Figure record listings:

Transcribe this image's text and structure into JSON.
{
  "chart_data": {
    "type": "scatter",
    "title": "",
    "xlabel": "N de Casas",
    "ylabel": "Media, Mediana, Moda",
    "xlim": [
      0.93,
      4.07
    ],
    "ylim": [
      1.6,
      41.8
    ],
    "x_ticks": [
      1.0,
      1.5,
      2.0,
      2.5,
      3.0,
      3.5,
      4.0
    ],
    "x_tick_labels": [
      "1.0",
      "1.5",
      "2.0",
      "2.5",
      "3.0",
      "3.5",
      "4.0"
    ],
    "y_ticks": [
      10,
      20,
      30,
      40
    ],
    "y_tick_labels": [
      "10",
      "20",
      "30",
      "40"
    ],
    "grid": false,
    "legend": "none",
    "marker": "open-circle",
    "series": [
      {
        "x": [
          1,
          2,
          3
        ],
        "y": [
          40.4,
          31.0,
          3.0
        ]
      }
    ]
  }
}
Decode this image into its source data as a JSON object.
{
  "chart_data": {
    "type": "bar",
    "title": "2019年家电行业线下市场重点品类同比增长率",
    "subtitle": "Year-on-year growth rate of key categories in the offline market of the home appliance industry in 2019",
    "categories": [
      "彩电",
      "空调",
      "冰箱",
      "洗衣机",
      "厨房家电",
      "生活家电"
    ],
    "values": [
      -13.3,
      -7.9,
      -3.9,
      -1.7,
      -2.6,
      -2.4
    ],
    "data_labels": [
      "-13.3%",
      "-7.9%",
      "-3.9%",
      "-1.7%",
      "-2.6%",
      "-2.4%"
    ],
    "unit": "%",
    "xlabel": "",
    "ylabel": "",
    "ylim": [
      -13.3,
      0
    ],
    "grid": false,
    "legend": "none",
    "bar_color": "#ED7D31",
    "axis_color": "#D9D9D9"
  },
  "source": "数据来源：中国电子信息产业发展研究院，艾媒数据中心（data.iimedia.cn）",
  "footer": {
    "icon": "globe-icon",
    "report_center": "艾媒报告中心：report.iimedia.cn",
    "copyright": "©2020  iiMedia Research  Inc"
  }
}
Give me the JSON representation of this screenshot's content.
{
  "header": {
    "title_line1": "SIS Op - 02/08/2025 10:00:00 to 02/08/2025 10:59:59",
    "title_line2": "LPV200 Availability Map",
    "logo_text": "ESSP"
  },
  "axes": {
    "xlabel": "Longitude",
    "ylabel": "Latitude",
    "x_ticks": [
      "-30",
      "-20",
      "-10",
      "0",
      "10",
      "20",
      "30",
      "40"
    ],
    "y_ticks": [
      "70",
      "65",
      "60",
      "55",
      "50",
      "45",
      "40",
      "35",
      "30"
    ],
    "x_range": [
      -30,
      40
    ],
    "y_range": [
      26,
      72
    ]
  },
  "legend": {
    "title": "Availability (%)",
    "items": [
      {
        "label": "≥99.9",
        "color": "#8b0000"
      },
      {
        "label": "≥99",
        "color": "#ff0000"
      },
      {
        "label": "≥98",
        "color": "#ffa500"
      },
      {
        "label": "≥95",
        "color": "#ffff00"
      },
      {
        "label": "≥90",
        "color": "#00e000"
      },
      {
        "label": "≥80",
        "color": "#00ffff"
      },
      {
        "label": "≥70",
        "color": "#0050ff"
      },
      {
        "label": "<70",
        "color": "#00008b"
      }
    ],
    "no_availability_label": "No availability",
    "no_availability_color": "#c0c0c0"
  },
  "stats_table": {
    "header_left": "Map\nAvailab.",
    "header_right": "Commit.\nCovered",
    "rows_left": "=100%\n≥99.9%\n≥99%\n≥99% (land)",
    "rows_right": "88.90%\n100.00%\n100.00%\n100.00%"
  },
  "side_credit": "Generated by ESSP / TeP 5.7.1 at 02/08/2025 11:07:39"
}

The exercise - Show all lines in the entries above where the string "this" appears.

Solved problem -
Transcribe this image's text and structure into JSON.
Decode this image into its source data as a JSON object.
Give me the JSON representation of this screenshot's content.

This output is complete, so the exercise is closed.